*EXERCISE INSTRUCTIONS*. Select from the records below every line that has the word "xlabel" in it.

[Source data]
--------------------------------

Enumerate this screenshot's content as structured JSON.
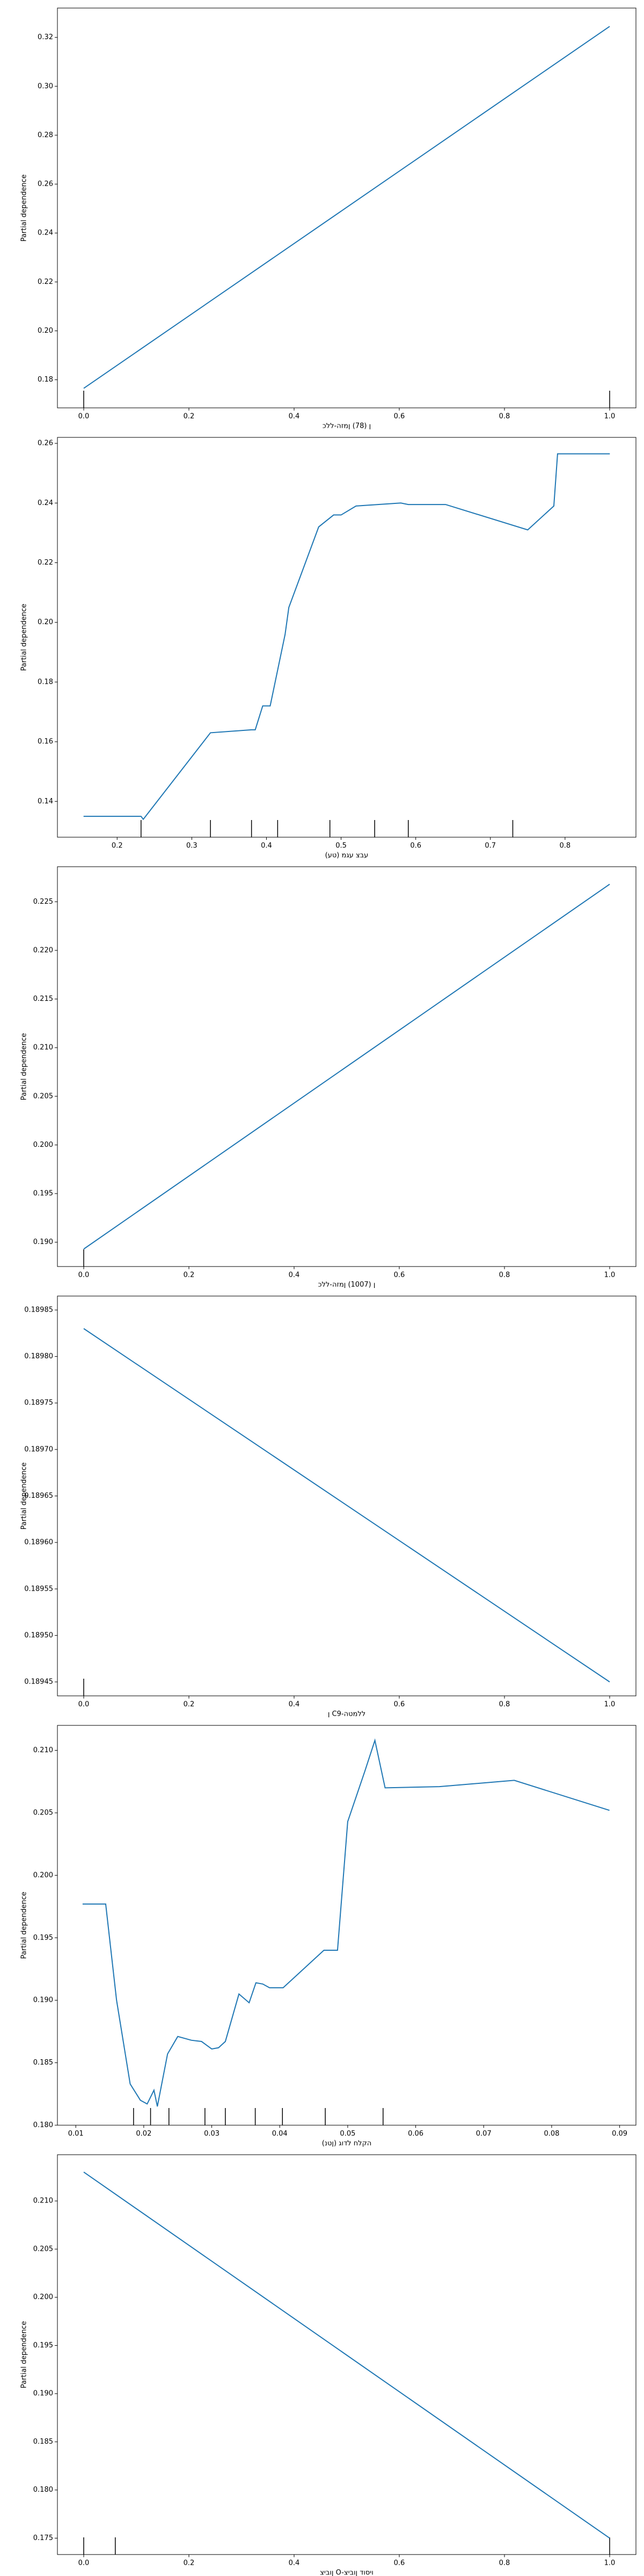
{
  "chart_data": [
    {
      "type": "line",
      "color": "#1f77b4",
      "ylabel": "Partial dependence",
      "xlabel": "ן (78) ןמזה-ללכ",
      "x": [
        0,
        1
      ],
      "values": [
        0.1765,
        0.3245
      ],
      "rug": [
        0,
        1
      ],
      "xlim": [
        -0.05,
        1.05
      ],
      "ylim": [
        0.1685,
        0.332
      ],
      "xticks": [
        {
          "value": 0,
          "label": "0.0"
        },
        0.2,
        0.4,
        0.6,
        0.8,
        {
          "value": 1,
          "label": "1.0"
        }
      ],
      "yticks": [
        0.18,
        {
          "value": 0.2,
          "label": "0.20"
        },
        0.22,
        0.24,
        0.26,
        0.28,
        {
          "value": 0.3,
          "label": "0.30"
        },
        0.32
      ]
    },
    {
      "type": "line",
      "color": "#1f77b4",
      "ylabel": "Partial dependence",
      "xlabel": "עבצ עגמ (טע)",
      "x": [
        0.155,
        0.232,
        0.235,
        0.325,
        0.38,
        0.385,
        0.395,
        0.405,
        0.425,
        0.43,
        0.47,
        0.49,
        0.5,
        0.52,
        0.58,
        0.59,
        0.64,
        0.75,
        0.785,
        0.79,
        0.86
      ],
      "values": [
        0.135,
        0.135,
        0.134,
        0.163,
        0.164,
        0.164,
        0.172,
        0.172,
        0.196,
        0.205,
        0.232,
        0.236,
        0.236,
        0.239,
        0.24,
        0.2395,
        0.2395,
        0.231,
        0.239,
        0.2565,
        0.2565
      ],
      "rug": [
        0.232,
        0.325,
        0.38,
        0.415,
        0.485,
        0.545,
        0.59,
        0.73
      ],
      "xlim": [
        0.12,
        0.895
      ],
      "ylim": [
        0.128,
        0.262
      ],
      "xticks": [
        0.2,
        0.3,
        0.4,
        0.5,
        0.6,
        0.7,
        0.8
      ],
      "yticks": [
        0.14,
        0.16,
        0.18,
        {
          "value": 0.2,
          "label": "0.20"
        },
        0.22,
        0.24,
        0.26
      ]
    },
    {
      "type": "line",
      "color": "#1f77b4",
      "ylabel": "Partial dependence",
      "xlabel": "ן (1007) ןמזה-ללכ",
      "x": [
        0,
        1
      ],
      "values": [
        0.1893,
        0.2268
      ],
      "rug": [
        0
      ],
      "xlim": [
        -0.05,
        1.05
      ],
      "ylim": [
        0.1875,
        0.2286
      ],
      "xticks": [
        {
          "value": 0,
          "label": "0.0"
        },
        0.2,
        0.4,
        0.6,
        0.8,
        {
          "value": 1,
          "label": "1.0"
        }
      ],
      "yticks": [
        {
          "value": 0.19,
          "label": "0.190"
        },
        0.195,
        {
          "value": 0.2,
          "label": "0.200"
        },
        0.205,
        {
          "value": 0.21,
          "label": "0.210"
        },
        0.215,
        {
          "value": 0.22,
          "label": "0.220"
        },
        0.225
      ]
    },
    {
      "type": "line",
      "color": "#1f77b4",
      "ylabel": "Partial dependence",
      "xlabel": "ן C9-ללמטה",
      "x": [
        0,
        1
      ],
      "values": [
        0.18983,
        0.18945
      ],
      "rug": [
        0
      ],
      "xlim": [
        -0.05,
        1.05
      ],
      "ylim": [
        0.189435,
        0.189865
      ],
      "xticks": [
        {
          "value": 0,
          "label": "0.0"
        },
        0.2,
        0.4,
        0.6,
        0.8,
        {
          "value": 1,
          "label": "1.0"
        }
      ],
      "yticks": [
        0.18945,
        {
          "value": 0.1895,
          "label": "0.18950"
        },
        0.18955,
        {
          "value": 0.1896,
          "label": "0.18960"
        },
        0.18965,
        {
          "value": 0.1897,
          "label": "0.18970"
        },
        0.18975,
        {
          "value": 0.1898,
          "label": "0.18980"
        },
        0.18985
      ]
    },
    {
      "type": "line",
      "color": "#1f77b4",
      "ylabel": "Partial dependence",
      "xlabel": "(ןטנ) הקלח לדוג",
      "x": [
        0.011,
        0.0144,
        0.016,
        0.018,
        0.0195,
        0.0205,
        0.0215,
        0.022,
        0.0235,
        0.025,
        0.027,
        0.0285,
        0.03,
        0.031,
        0.032,
        0.034,
        0.0355,
        0.0365,
        0.0375,
        0.0385,
        0.0405,
        0.0465,
        0.0485,
        0.05,
        0.0525,
        0.054,
        0.0555,
        0.0635,
        0.0745,
        0.0885
      ],
      "values": [
        0.1977,
        0.1977,
        0.19,
        0.1833,
        0.182,
        0.1817,
        0.1828,
        0.1815,
        0.1857,
        0.1871,
        0.1868,
        0.1867,
        0.1861,
        0.1862,
        0.1867,
        0.1905,
        0.1898,
        0.1914,
        0.1913,
        0.191,
        0.191,
        0.194,
        0.194,
        0.2043,
        0.2083,
        0.2108,
        0.207,
        0.2071,
        0.2076,
        0.2052
      ],
      "rug": [
        0.0185,
        0.021,
        0.0237,
        0.029,
        0.032,
        0.0364,
        0.0404,
        0.0467,
        0.0552
      ],
      "xlim": [
        0.0073,
        0.0924
      ],
      "ylim": [
        0.18,
        0.212
      ],
      "xticks": [
        0.01,
        0.02,
        0.03,
        0.04,
        0.05,
        0.06,
        0.07,
        0.08,
        0.09
      ],
      "yticks": [
        {
          "value": 0.18,
          "label": "0.180"
        },
        0.185,
        {
          "value": 0.19,
          "label": "0.190"
        },
        0.195,
        {
          "value": 0.2,
          "label": "0.200"
        },
        0.205,
        {
          "value": 0.21,
          "label": "0.210"
        }
      ]
    },
    {
      "type": "line",
      "color": "#1f77b4",
      "ylabel": "Partial dependence",
      "xlabel": "ןוביצ O-ויסוד ןוביצ",
      "x": [
        0,
        1
      ],
      "values": [
        0.213,
        0.175
      ],
      "rug": [
        0,
        0.06,
        1
      ],
      "xlim": [
        -0.05,
        1.05
      ],
      "ylim": [
        0.1733,
        0.2148
      ],
      "xticks": [
        {
          "value": 0,
          "label": "0.0"
        },
        0.2,
        0.4,
        0.6,
        0.8,
        {
          "value": 1,
          "label": "1.0"
        }
      ],
      "yticks": [
        0.175,
        {
          "value": 0.18,
          "label": "0.180"
        },
        0.185,
        {
          "value": 0.19,
          "label": "0.190"
        },
        0.195,
        {
          "value": 0.2,
          "label": "0.200"
        },
        0.205,
        {
          "value": 0.21,
          "label": "0.210"
        }
      ]
    }
  ]
}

--------------------------------

*RESULT OF THE EXERCISE*.
      "xlabel": "ן (78) ןמזה-ללכ",
      "xlabel": "עבצ עגמ (טע)",
      "xlabel": "ן (1007) ןמזה-ללכ",
      "xlabel": "ן C9-ללמטה",
      "xlabel": "(ןטנ) הקלח לדוג",
      "xlabel": "ןוביצ O-ויסוד ןוביצ",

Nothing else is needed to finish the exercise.